**Exercise task:** Answer with a single number: the count of lines that hold "color".

**Supplied entries:**
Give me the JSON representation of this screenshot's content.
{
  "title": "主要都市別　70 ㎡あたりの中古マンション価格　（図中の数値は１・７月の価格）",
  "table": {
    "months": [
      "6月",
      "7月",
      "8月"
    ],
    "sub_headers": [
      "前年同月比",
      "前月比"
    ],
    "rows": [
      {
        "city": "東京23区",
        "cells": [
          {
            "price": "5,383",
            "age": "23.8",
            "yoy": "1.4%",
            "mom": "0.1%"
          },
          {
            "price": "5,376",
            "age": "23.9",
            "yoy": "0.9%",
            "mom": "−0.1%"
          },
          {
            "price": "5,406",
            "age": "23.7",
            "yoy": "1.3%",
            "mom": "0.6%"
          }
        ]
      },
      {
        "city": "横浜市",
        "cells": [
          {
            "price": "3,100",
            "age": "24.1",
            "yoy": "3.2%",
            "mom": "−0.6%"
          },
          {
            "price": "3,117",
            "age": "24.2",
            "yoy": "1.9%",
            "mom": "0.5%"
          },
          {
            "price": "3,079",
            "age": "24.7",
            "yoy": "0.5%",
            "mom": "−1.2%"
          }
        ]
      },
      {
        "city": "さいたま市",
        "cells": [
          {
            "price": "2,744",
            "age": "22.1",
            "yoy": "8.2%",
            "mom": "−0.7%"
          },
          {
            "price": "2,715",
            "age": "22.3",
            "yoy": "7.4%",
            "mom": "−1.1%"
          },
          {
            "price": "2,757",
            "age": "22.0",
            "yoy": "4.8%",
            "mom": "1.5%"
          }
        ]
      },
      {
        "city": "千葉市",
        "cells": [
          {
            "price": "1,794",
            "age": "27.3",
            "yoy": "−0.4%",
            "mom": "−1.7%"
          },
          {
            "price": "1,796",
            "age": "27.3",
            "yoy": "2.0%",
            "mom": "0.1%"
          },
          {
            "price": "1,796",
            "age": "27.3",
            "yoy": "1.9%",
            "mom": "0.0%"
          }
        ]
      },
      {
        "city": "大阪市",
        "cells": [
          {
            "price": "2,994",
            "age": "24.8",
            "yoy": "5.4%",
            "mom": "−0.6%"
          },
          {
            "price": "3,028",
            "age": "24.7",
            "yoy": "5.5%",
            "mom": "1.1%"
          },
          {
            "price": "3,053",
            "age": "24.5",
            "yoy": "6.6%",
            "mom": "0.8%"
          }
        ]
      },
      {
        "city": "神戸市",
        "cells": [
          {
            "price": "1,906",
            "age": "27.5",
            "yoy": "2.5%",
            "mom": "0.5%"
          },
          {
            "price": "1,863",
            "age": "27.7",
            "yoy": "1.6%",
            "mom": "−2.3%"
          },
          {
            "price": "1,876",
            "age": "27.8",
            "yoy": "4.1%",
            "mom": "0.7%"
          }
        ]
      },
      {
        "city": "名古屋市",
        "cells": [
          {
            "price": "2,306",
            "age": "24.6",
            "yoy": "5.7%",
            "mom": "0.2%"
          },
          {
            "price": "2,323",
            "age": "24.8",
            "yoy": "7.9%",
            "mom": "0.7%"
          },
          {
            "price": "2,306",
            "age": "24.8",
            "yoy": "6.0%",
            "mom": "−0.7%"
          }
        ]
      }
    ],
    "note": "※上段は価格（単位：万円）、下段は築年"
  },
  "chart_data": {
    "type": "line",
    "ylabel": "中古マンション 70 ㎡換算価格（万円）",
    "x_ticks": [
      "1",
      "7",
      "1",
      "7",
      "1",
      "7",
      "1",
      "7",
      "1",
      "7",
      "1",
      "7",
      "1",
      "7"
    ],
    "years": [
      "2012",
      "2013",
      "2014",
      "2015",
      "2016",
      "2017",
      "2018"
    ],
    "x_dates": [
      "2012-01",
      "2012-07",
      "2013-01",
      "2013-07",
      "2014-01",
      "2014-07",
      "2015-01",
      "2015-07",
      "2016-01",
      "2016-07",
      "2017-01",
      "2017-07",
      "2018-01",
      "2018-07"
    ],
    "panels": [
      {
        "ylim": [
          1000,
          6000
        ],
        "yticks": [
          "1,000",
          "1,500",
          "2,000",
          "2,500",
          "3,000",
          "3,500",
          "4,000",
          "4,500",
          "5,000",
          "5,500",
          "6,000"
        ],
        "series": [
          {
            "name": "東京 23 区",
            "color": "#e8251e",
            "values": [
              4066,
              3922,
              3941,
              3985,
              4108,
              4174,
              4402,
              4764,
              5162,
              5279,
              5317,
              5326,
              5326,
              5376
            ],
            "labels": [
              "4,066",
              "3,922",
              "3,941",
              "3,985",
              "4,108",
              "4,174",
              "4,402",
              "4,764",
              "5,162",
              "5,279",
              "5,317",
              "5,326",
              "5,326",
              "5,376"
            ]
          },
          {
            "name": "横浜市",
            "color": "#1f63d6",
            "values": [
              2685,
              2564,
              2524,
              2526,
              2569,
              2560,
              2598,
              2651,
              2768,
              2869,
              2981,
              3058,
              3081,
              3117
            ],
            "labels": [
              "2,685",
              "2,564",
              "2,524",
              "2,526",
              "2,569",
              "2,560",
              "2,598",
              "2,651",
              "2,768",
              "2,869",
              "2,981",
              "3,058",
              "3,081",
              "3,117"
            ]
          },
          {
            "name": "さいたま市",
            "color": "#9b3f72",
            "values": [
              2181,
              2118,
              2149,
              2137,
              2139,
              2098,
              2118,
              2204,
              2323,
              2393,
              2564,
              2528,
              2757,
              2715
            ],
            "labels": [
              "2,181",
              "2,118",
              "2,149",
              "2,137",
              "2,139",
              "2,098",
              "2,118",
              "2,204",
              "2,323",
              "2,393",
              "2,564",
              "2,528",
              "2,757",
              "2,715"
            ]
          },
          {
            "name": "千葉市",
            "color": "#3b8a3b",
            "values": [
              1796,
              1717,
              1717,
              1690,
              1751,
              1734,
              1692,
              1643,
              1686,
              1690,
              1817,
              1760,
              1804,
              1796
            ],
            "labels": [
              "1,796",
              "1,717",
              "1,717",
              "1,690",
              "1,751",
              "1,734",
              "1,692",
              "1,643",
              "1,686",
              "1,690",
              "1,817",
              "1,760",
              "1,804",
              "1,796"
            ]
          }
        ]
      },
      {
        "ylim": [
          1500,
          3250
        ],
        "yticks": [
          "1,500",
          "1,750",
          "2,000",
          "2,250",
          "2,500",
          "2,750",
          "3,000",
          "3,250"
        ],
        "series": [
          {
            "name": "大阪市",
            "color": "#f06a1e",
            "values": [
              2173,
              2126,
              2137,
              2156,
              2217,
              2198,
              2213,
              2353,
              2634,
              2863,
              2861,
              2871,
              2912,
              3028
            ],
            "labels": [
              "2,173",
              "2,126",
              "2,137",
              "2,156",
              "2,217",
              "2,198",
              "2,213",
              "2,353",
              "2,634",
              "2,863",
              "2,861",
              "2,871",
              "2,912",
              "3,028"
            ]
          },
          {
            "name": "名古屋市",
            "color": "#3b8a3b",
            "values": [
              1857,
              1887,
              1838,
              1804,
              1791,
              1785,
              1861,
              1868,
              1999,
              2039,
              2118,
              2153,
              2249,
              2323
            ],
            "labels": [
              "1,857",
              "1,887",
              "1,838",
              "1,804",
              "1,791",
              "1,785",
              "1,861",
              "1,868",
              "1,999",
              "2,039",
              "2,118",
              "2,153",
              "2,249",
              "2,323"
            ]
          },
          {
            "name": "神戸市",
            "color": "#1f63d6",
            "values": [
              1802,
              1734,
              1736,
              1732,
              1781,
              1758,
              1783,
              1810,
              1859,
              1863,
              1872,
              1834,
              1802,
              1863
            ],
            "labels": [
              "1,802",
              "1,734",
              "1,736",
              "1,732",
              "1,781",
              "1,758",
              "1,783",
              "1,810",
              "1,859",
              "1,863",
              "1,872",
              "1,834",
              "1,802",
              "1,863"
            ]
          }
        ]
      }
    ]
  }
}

**Solution to the exercise:** 7